**WHAT TO DO**
Give the count of lines that include the string "other". Add nothing to it.

Extracted records:
↓

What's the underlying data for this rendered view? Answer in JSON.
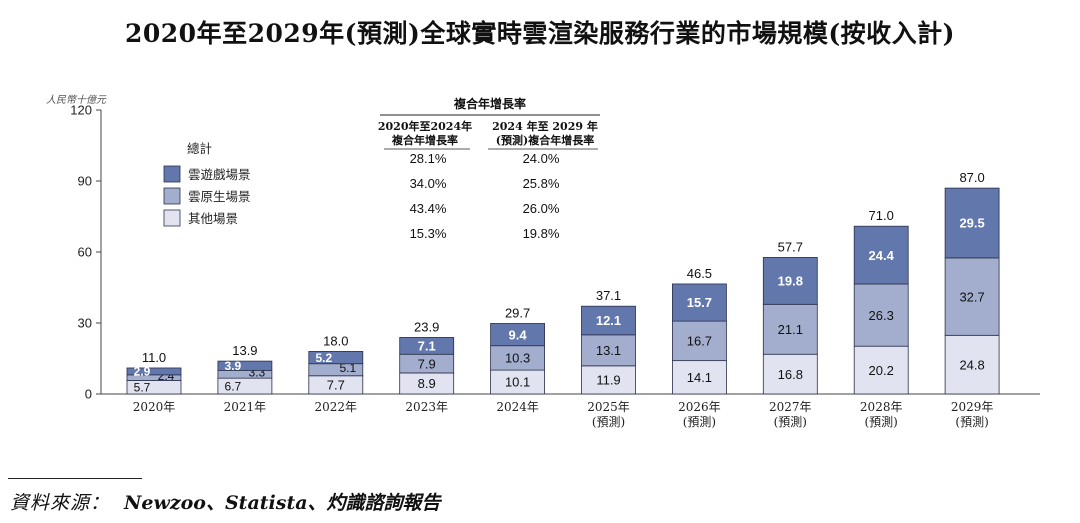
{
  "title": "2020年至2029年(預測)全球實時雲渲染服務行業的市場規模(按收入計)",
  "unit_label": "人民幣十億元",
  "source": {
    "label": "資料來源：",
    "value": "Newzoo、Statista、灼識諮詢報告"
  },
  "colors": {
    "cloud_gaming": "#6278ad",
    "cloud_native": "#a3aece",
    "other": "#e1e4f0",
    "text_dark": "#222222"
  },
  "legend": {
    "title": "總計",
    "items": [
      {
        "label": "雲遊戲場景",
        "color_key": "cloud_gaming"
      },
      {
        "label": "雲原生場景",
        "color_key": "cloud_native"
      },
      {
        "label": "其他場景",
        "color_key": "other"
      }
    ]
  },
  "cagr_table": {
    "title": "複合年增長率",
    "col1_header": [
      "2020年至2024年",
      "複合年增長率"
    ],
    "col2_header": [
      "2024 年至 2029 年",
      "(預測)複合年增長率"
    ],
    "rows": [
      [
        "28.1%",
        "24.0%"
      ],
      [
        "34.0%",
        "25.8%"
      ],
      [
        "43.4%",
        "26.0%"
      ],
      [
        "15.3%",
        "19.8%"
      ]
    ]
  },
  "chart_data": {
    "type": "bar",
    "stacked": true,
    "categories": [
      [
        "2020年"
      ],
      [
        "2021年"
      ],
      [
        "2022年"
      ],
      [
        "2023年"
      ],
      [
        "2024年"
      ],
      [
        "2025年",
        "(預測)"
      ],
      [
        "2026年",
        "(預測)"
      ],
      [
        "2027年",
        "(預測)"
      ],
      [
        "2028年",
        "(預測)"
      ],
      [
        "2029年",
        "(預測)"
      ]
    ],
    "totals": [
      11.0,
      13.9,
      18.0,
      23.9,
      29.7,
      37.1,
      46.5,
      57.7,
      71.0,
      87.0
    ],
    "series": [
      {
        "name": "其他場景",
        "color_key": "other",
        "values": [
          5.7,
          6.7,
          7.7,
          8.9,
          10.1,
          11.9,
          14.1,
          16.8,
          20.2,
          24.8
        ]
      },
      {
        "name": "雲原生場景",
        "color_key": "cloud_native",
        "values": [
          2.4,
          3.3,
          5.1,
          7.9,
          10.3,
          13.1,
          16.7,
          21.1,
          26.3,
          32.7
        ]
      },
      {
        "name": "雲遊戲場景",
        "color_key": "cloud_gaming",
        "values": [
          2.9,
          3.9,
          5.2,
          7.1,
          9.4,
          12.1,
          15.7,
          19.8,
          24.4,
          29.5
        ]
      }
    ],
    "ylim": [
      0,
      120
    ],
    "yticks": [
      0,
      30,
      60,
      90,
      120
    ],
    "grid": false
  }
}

↑

**ANSWER TO THIS PROBLEM**
3